▶ _EXTRACTO DEL DOCUMENTO_
--

Cuando un maestro se jubila, acontece en
nosotros el extraño enfrentamiento entre la jovial delectación y la amarga
aflicción. La lucha, siempre equilibrada en demasía. Tanto que finalmente
prevalece una dulce melancolía, hermana ilustre de la complacida
condescendencia. Cuando un maestro se jubila, nos queda el consuelo de contar
con sus sabios consejos, y la esperanza de poder disfrutar de ellos durante
mucho tiempo; porque sus lecciones, en definitiva, permanecerán a disposición
eterna.
El
maestro Hayao Miyazaki decidió jubilarse el pasado año. Con setenta y tres
años, tampoco era cuestión de reprocharle nada. Estaba en su derecho. Sobre
todo, atendiendo a su legado.
Miyazaki
nació en Tokio en 1941, cuando, avanzada la Segunda Guerra Mundial, Estados
Unidos todavía miraba de reojo, como si no fuera con ellos la cosa, mientras se
limitaba a suministrar, hasta que, precisamente los japoneses, se pasearon
(entiéndase planearon) un soleado domingo de diciembre por Pearl Harbor
saludando con un hola, muy buenas, qué tal, excesivamente descortés y
estridente, convirtiendo el día de descanso en un día de infamia. Pero,
volviendo a Miyazaki —ya empezaba a desviarme—, caminaba despistadamente por la
senda de los estudios de Economía, cuando, como suele ocurrir en estos casos,
un ente ambiguo, que unos llaman Fortuna, otros Destino, otros Sino, lo
recondujo por la de la ilustración, donde prosperó rápidamente. Participó en la
serie de animación de los años setenta Lupin III, para adentrarse con fuerza
en el sector del largometraje con El castillo de Cagliostro (1979), con Lupin
de nuevo como protagonista. Y, aunque siguió vinculado a la televisión,
contribuyendo en el diseño de producciones como Heidi, Marco o Ana de las
Tejas Verdes, prestó su última colaboración para el medio en los años ochenta
con la entretenida y notable serie Sherlock Holmes, la cual mantuvo pegado al
televisor con ansia desmedida a más de un niño de esa generación, suscribiente
incluido.

--

(Listados de elementos y recuadros)
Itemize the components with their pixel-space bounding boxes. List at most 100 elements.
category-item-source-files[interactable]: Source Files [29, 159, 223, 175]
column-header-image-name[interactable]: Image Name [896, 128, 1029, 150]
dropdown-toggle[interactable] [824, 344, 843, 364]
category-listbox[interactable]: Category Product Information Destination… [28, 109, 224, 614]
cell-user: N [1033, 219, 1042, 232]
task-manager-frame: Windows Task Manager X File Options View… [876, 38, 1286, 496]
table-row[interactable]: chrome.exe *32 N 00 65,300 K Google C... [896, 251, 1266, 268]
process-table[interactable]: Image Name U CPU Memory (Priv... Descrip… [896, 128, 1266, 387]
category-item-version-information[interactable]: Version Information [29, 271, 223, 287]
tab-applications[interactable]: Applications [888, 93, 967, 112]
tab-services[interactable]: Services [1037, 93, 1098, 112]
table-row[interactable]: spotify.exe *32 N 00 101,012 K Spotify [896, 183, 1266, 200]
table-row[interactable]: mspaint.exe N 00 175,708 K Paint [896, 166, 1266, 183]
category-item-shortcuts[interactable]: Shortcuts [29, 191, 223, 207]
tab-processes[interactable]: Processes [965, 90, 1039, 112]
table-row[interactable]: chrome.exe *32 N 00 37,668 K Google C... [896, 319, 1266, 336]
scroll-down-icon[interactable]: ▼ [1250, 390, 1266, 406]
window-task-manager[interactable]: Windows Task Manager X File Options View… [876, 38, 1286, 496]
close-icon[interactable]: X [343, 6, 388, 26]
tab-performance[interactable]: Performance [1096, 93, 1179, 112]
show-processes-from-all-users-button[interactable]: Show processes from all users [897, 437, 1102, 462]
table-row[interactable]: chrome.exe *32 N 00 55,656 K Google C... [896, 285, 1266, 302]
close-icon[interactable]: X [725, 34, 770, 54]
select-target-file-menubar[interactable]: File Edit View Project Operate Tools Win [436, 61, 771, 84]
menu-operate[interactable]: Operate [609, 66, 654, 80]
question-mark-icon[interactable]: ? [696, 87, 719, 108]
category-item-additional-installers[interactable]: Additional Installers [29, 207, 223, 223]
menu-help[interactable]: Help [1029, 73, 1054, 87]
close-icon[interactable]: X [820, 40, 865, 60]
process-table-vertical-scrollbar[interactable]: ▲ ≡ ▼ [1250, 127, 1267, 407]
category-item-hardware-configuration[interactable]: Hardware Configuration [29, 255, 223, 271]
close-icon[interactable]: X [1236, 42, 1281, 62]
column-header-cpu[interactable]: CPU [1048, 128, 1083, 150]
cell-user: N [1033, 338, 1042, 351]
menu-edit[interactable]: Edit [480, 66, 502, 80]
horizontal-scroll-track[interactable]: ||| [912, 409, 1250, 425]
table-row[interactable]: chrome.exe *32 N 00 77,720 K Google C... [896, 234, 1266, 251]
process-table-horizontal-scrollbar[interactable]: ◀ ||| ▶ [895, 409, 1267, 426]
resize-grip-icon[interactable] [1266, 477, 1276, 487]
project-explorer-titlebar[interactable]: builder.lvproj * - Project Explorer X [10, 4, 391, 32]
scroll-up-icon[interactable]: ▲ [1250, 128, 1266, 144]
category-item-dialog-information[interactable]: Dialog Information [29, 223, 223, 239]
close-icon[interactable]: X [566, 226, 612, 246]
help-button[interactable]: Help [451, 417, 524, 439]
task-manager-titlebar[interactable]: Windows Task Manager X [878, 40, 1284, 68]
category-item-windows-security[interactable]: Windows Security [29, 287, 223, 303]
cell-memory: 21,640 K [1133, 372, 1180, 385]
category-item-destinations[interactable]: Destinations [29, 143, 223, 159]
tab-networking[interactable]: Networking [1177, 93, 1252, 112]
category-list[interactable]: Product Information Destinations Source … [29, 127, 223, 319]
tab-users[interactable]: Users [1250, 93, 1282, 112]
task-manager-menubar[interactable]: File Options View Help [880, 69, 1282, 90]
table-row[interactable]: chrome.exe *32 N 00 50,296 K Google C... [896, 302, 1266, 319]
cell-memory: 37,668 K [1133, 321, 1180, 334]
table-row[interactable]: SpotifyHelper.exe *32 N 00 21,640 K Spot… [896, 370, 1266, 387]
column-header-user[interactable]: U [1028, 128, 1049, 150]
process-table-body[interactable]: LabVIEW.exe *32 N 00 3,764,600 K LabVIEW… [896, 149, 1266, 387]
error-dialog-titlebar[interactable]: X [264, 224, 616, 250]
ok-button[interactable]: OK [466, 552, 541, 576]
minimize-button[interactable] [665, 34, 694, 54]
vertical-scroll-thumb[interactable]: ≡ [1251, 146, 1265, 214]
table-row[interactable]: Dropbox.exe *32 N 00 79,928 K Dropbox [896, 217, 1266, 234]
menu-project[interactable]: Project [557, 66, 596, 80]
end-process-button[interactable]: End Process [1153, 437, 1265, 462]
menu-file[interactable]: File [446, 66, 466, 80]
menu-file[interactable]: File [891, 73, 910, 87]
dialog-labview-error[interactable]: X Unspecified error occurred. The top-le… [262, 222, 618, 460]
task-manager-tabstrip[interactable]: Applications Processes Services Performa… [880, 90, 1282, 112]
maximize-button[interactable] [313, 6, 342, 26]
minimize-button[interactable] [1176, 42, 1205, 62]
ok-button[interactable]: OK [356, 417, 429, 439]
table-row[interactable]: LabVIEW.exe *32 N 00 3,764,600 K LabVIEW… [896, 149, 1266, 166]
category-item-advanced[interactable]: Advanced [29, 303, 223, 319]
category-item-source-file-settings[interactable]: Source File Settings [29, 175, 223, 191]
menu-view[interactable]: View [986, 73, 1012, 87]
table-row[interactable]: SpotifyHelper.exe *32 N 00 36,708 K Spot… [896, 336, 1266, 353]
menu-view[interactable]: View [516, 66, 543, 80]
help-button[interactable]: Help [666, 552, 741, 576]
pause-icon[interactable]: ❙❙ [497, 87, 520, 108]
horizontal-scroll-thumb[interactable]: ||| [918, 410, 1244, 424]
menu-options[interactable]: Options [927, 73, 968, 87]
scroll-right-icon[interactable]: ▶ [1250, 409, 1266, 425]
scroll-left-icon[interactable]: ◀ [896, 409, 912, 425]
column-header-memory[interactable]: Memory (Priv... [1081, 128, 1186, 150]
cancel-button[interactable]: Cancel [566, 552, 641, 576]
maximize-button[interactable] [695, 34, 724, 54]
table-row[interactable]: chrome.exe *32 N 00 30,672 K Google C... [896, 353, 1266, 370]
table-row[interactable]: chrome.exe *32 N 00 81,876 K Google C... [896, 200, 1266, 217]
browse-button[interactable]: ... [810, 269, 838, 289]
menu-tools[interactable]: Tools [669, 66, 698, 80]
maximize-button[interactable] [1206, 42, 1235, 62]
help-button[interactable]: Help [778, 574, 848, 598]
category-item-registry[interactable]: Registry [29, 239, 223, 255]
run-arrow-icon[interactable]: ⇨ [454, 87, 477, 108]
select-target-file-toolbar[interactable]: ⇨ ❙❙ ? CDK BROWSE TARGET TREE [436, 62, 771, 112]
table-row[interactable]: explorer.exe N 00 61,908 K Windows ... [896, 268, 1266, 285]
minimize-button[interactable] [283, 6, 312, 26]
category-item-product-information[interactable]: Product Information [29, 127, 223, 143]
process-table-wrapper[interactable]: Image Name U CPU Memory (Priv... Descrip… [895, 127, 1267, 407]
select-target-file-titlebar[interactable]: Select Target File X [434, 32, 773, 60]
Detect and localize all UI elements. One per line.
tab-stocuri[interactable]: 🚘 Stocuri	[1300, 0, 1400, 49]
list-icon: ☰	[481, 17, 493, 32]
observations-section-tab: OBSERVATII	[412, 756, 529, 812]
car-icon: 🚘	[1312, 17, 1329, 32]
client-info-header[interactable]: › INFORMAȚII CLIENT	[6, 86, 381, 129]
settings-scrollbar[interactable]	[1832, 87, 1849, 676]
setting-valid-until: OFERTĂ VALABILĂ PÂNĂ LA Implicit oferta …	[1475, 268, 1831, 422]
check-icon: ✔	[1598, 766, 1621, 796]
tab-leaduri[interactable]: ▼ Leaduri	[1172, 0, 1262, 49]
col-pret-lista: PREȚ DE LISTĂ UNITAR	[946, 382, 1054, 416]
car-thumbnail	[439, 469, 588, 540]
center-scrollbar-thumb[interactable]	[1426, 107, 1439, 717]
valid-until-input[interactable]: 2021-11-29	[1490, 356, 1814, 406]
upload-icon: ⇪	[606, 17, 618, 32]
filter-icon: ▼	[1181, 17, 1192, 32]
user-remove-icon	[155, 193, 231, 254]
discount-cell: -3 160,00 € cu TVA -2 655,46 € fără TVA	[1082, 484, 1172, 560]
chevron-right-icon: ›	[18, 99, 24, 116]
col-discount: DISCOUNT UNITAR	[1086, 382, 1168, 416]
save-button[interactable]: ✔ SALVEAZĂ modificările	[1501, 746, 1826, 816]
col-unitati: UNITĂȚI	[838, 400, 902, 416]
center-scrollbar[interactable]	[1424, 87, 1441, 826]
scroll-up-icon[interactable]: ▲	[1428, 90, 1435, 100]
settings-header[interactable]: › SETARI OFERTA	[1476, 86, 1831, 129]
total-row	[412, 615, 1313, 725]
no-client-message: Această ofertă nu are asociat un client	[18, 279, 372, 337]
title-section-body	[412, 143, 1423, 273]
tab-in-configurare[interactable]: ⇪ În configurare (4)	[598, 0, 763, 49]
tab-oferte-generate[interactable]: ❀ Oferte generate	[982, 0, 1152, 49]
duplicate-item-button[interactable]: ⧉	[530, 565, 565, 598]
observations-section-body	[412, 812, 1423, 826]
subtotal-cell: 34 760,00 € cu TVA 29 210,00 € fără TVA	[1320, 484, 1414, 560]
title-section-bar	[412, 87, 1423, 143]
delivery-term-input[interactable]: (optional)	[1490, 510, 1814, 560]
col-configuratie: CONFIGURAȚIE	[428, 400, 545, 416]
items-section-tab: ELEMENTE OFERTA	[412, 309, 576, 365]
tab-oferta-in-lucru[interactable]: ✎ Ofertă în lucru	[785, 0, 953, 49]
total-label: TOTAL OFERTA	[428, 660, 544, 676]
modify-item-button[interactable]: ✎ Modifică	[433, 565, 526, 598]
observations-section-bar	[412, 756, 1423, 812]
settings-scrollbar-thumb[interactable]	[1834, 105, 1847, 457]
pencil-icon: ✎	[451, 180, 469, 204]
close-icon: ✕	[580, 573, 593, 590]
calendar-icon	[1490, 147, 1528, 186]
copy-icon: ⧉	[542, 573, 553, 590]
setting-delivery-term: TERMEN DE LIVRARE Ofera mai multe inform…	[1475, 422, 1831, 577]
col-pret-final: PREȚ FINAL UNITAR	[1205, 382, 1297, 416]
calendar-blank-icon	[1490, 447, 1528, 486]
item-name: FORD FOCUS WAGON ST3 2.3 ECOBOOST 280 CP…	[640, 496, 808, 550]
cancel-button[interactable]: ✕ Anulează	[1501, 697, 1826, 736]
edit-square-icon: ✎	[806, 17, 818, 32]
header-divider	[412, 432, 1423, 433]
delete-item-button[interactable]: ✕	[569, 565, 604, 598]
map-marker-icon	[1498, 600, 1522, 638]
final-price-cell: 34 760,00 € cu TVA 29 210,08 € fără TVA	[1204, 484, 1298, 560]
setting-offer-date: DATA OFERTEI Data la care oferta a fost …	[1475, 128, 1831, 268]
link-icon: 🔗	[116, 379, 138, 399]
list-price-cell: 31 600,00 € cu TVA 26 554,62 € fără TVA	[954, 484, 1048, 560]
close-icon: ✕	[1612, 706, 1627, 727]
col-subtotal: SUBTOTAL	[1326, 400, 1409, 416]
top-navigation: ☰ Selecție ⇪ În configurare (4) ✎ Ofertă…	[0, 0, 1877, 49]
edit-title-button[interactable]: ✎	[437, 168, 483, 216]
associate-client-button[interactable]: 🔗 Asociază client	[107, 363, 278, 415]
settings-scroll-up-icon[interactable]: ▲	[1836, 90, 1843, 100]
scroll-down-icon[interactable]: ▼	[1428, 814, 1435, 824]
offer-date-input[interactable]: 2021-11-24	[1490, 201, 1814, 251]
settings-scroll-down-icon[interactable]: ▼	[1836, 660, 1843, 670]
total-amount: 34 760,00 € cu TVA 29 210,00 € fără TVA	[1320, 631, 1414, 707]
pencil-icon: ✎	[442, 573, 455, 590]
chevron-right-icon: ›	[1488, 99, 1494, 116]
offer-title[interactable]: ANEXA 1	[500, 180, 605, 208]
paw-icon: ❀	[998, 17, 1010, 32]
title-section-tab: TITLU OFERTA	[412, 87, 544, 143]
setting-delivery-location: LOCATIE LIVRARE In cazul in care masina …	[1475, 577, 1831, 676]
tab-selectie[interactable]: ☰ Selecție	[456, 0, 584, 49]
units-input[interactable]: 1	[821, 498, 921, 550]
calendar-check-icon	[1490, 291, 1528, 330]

--

▶ _INSTRUCCIÓN_
Resume en dos oraciones el fragmento sobre Hayao Miyazaki.

▶ _RESPUESTA A LA INSTRUCCIÓN_
Hayao Miyazaki, nacido en Tokio en 1941, decidió jubilarse el pasado año, con setenta y tres años. Pasó de los estudios de Economía a la ilustración, participó en la serie Lupin III, entró en el largometraje con El castillo de Cagliostro (1979) y contribuyó al diseño de producciones como Heidi, Marco o Ana de las Tejas Verdes, hasta su última colaboración televisiva en los años ochenta con la serie Sherlock Holmes.